_Job_: Take every line from the listing below that includes "nurse" and copy it.

[Stored records]
-- BEGIN --

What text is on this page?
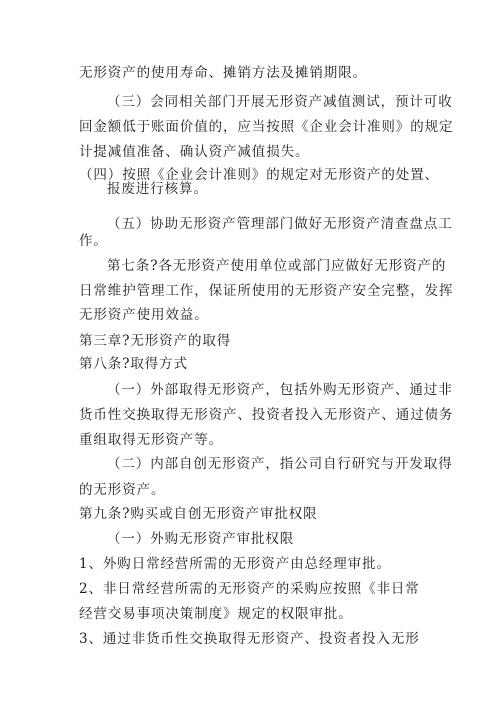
无形资产的使用寿命、摊销方法及摊销期限。
（三）会同相关部门开展无形资产减值测试，预计可收
回金额低于账面价值的，应当按照《企业会计准则》的规定
计提减值准备、确认资产减值损失。
（四）按照《企业会计准则》的规定对无形资产的处置、
报废进行核算。
（五）协助无形资产管理部门做好无形资产清查盘点工
作。
第七条?各无形资产使用单位或部门应做好无形资产的
日常维护管理工作，保证所使用的无形资产安全完整，发挥
无形资产使用效益。
第三章?无形资产的取得
第八条?取得方式
（一）外部取得无形资产，包括外购无形资产、通过非
货币性交换取得无形资产、投资者投入无形资产、通过债务
重组取得无形资产等。
（二）内部自创无形资产，指公司自行研究与开发取得
的无形资产。
第九条?购买或自创无形资产审批权限
（一）外购无形资产审批权限
1、外购日常经营所需的无形资产由总经理审批。
2、非日常经营所需的无形资产的采购应按照《非日常
经营交易事项决策制度》规定的权限审批。
3、通过非货币性交换取得无形资产、投资者投入无形
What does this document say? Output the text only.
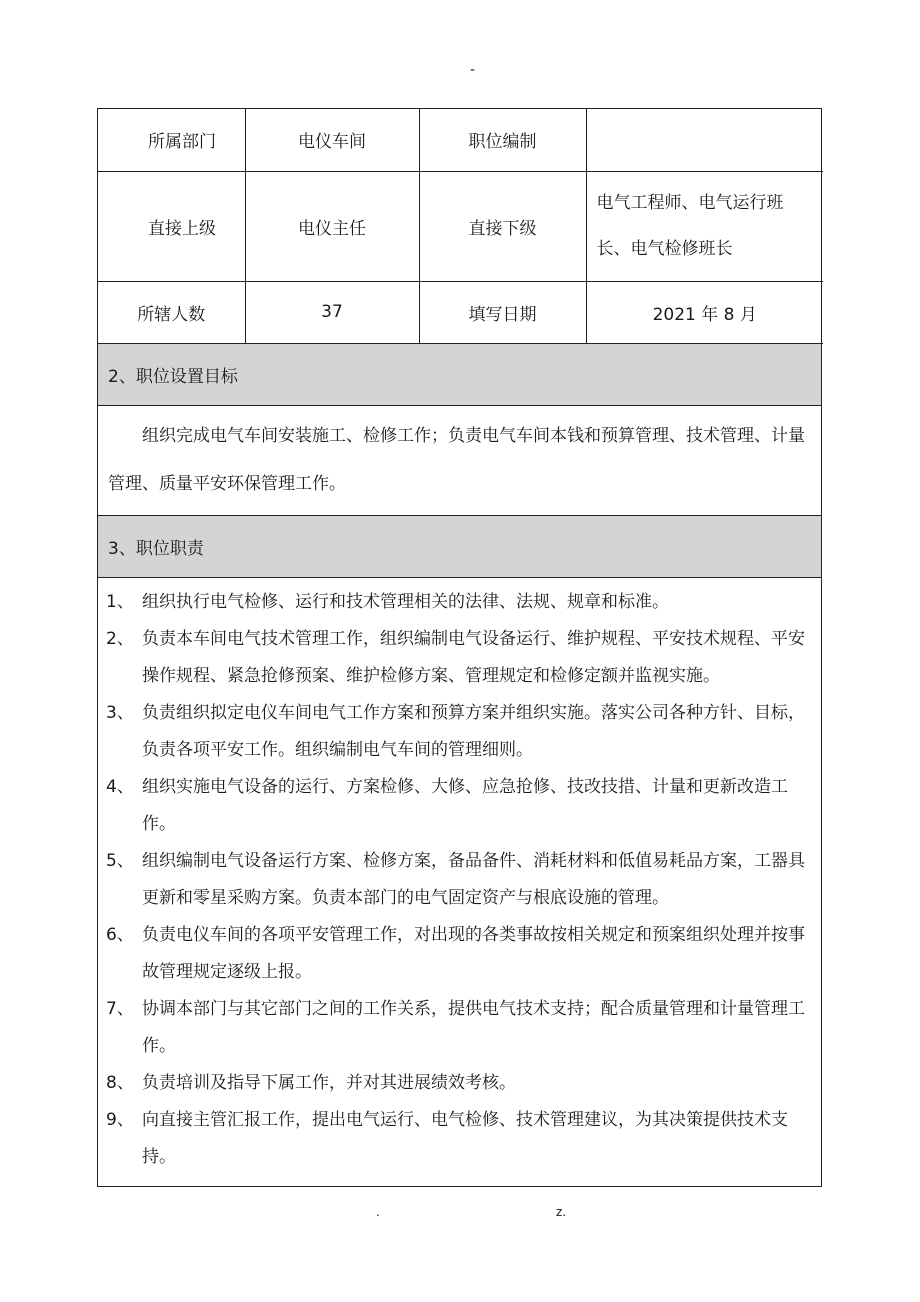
-
所属部门	电仪车间	职位编制	
直接上级	电仪主任	直接下级	电气工程师、电气运行班长、电气检修班长
所辖人数	37	填写日期	2021 年 8 月
2、职位设置目标
组织完成电气车间安装施工、检修工作；负责电气车间本钱和预算管理、技术管理、计量管理、质量平安环保管理工作。
3、职位职责
1、 组织执行电气检修、运行和技术管理相关的法律、法规、规章和标准。
2、 负责本车间电气技术管理工作，组织编制电气设备运行、维护规程、平安技术规程、平安操作规程、紧急抢修预案、维护检修方案、管理规定和检修定额并监视实施。
3、 负责组织拟定电仪车间电气工作方案和预算方案并组织实施。落实公司各种方针、目标，负责各项平安工作。组织编制电气车间的管理细则。
4、 组织实施电气设备的运行、方案检修、大修、应急抢修、技改技措、计量和更新改造工作。
5、 组织编制电气设备运行方案、检修方案，备品备件、消耗材料和低值易耗品方案，工器具更新和零星采购方案。负责本部门的电气固定资产与根底设施的管理。
6、 负责电仪车间的各项平安管理工作，对出现的各类事故按相关规定和预案组织处理并按事故管理规定逐级上报。
7、 协调本部门与其它部门之间的工作关系，提供电气技术支持；配合质量管理和计量管理工作。
8、 负责培训及指导下属工作，并对其进展绩效考核。
9、 向直接主管汇报工作，提出电气运行、电气检修、技术管理建议，为其决策提供技术支持。
.	z.
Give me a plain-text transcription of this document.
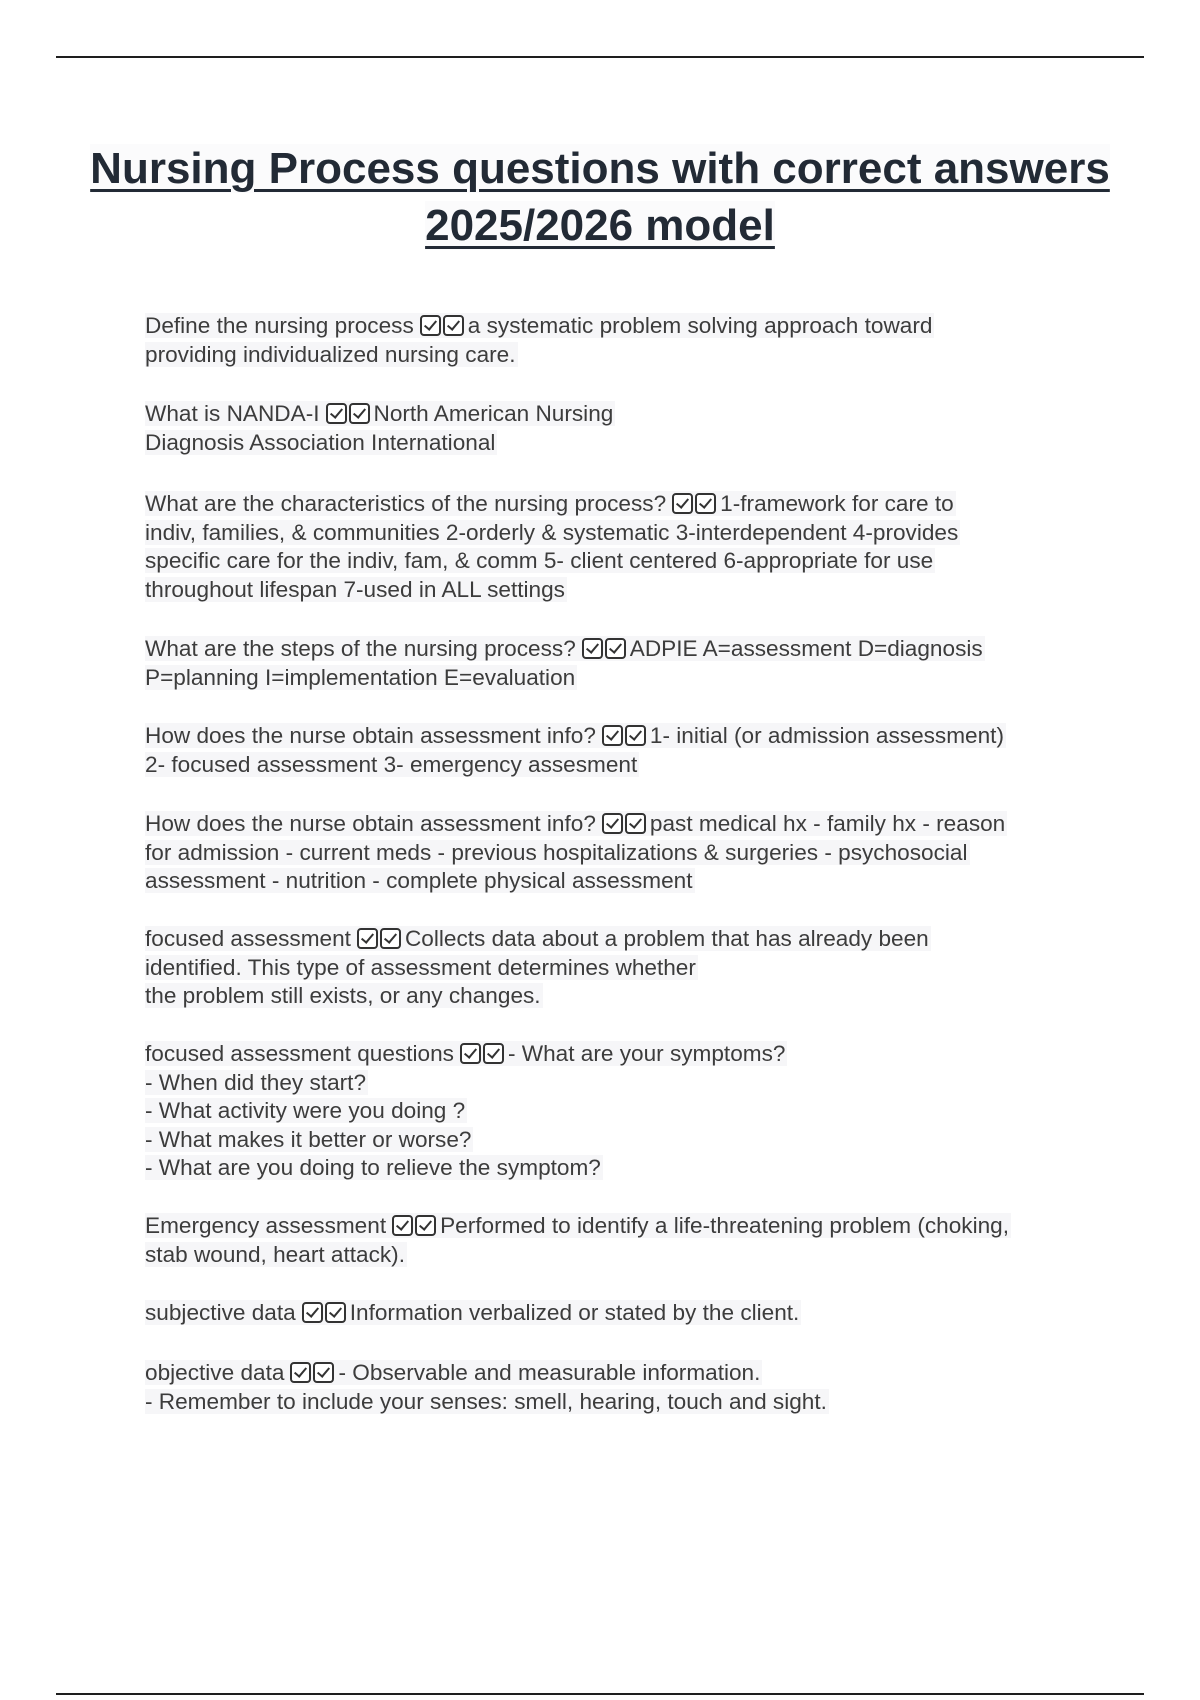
Nursing Process questions with correct answers 2025/2026 model
Define the nursing process a systematic problem solving approach toward
providing individualized nursing care.
What is NANDA-I North American Nursing
Diagnosis Association International
What are the characteristics of the nursing process? 1-framework for care to
indiv, families, & communities 2-orderly & systematic 3-interdependent 4-provides
specific care for the indiv, fam, & comm 5- client centered 6-appropriate for use
throughout lifespan 7-used in ALL settings
What are the steps of the nursing process? ADPIE A=assessment D=diagnosis
P=planning I=implementation E=evaluation
How does the nurse obtain assessment info? 1- initial (or admission assessment)
2- focused assessment 3- emergency assesment
How does the nurse obtain assessment info? past medical hx - family hx - reason
for admission - current meds - previous hospitalizations & surgeries - psychosocial
assessment - nutrition - complete physical assessment
focused assessment Collects data about a problem that has already been
identified. This type of assessment determines whether
the problem still exists, or any changes.
focused assessment questions - What are your symptoms?
- When did they start?
- What activity were you doing ?
- What makes it better or worse?
- What are you doing to relieve the symptom?
Emergency assessment Performed to identify a life-threatening problem (choking,
stab wound, heart attack).
subjective data Information verbalized or stated by the client.
objective data - Observable and measurable information.
- Remember to include your senses: smell, hearing, touch and sight.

-- END --

_Exercise solution_:
How does the nurse obtain assessment info? 1- initial (or admission assessment)
How does the nurse obtain assessment info? past medical hx - family hx - reason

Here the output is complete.